Entries provided:
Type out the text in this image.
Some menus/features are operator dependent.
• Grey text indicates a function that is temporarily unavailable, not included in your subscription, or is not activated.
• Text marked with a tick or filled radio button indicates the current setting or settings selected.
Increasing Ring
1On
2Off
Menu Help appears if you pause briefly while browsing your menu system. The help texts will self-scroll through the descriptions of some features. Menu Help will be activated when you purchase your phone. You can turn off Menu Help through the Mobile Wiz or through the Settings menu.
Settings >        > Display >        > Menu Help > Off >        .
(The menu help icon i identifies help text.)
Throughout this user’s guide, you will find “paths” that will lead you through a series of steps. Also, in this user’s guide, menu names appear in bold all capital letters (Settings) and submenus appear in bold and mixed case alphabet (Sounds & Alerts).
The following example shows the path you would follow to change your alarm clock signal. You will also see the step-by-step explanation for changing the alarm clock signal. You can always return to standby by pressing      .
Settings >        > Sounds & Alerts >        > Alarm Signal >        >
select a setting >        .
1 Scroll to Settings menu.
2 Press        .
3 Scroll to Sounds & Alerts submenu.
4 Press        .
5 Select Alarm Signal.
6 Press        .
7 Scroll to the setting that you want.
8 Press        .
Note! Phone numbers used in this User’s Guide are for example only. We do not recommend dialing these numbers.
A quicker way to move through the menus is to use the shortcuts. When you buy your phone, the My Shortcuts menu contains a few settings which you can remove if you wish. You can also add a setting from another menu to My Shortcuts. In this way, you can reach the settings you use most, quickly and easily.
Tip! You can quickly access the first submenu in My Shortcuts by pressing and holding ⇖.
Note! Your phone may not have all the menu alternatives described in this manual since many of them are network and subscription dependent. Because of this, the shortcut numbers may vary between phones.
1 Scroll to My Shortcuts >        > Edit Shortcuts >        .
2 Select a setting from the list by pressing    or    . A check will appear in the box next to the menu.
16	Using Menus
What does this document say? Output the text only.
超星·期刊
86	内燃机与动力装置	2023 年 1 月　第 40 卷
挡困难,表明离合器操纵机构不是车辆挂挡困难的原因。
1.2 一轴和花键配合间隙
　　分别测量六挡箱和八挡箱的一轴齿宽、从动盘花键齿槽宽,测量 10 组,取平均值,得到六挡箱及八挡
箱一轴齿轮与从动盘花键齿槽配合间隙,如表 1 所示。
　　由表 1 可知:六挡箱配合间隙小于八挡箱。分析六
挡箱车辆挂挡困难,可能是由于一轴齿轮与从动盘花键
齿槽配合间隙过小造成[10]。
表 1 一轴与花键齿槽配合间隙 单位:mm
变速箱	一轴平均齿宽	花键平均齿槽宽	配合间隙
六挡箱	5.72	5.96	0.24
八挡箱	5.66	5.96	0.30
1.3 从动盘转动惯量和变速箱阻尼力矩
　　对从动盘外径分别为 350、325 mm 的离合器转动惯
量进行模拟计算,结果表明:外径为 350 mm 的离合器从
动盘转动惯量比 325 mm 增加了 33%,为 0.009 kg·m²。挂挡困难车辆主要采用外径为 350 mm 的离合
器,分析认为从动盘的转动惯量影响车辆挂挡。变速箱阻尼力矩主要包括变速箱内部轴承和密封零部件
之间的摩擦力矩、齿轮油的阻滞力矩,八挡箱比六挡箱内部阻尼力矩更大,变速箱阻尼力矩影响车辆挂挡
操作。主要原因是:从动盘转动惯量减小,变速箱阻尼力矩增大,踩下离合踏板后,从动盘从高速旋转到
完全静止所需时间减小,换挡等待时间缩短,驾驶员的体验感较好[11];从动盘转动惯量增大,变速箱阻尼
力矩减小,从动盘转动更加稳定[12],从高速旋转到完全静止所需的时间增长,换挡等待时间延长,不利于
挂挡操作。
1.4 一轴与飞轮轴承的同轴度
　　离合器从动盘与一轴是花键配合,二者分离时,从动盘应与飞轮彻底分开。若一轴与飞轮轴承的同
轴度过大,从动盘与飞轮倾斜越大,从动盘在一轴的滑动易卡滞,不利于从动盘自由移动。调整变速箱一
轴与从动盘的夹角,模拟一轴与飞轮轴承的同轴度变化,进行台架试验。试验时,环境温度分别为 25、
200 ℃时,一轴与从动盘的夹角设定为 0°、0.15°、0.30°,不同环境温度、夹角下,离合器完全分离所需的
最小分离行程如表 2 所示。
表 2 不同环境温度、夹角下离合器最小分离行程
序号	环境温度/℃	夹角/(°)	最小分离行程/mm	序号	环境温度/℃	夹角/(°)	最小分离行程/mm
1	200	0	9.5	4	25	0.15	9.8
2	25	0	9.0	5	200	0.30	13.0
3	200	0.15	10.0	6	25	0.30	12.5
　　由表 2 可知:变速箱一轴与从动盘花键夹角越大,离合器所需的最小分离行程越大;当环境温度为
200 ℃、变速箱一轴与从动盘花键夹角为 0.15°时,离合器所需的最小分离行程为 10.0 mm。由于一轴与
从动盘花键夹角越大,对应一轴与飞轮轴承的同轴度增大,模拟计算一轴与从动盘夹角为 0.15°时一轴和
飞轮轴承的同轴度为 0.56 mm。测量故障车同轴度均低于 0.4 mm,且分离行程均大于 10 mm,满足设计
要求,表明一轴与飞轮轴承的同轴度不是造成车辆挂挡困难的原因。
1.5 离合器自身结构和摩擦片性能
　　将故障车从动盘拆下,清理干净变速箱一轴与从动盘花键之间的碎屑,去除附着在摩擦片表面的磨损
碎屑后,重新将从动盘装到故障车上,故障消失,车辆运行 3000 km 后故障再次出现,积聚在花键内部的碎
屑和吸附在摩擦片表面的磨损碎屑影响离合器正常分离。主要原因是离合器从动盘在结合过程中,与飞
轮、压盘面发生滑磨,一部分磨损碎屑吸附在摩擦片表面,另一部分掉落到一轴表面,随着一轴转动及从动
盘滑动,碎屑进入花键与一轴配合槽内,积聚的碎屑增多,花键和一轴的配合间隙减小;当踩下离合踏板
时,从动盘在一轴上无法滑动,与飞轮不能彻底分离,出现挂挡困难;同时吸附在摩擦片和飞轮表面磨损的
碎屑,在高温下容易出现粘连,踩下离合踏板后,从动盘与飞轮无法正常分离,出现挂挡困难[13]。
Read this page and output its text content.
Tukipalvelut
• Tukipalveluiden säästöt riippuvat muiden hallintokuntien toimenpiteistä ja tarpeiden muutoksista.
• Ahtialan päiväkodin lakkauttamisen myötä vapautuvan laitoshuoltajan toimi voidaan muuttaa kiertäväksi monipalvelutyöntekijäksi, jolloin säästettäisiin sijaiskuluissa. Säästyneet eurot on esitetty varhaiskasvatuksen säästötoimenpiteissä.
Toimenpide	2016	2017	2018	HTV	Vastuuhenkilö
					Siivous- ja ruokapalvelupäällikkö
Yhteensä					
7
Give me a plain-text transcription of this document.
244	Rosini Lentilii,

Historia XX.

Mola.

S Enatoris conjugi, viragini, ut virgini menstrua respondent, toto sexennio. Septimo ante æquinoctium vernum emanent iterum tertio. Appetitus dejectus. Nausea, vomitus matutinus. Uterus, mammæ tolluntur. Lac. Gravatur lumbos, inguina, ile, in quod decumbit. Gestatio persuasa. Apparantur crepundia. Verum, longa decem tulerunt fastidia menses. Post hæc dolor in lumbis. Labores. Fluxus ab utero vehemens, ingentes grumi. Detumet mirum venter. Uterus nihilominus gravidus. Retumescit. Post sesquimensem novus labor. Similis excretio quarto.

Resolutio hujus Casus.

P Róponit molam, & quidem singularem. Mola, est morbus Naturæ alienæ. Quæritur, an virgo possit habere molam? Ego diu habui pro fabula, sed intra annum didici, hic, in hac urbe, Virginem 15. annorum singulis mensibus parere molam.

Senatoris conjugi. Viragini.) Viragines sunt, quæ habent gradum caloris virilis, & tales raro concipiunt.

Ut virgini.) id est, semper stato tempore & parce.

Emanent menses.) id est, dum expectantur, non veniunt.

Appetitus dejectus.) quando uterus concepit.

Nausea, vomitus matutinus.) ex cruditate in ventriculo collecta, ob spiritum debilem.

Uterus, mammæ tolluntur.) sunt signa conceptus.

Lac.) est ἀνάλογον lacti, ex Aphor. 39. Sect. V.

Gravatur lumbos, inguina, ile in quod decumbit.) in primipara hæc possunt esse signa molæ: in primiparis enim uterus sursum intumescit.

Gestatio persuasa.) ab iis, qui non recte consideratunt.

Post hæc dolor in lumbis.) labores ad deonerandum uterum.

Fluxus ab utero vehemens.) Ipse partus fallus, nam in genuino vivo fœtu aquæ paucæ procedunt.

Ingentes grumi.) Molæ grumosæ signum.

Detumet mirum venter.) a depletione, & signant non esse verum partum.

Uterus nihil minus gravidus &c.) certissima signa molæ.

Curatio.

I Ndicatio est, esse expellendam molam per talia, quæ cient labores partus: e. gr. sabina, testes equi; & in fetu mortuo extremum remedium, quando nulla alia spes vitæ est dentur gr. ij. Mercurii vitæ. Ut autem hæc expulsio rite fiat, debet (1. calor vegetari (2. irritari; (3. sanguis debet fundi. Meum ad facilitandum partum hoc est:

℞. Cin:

Instructions to follow: Look for the word "dependent" in every line of the listing and copy the lines that have it.

Worked solution:
Some menus/features are operator dependent.
Note! Your phone may not have all the menu alternatives described in this manual since many of them are network and subscription dependent. Because of this, the shortcut numbers may vary between phones.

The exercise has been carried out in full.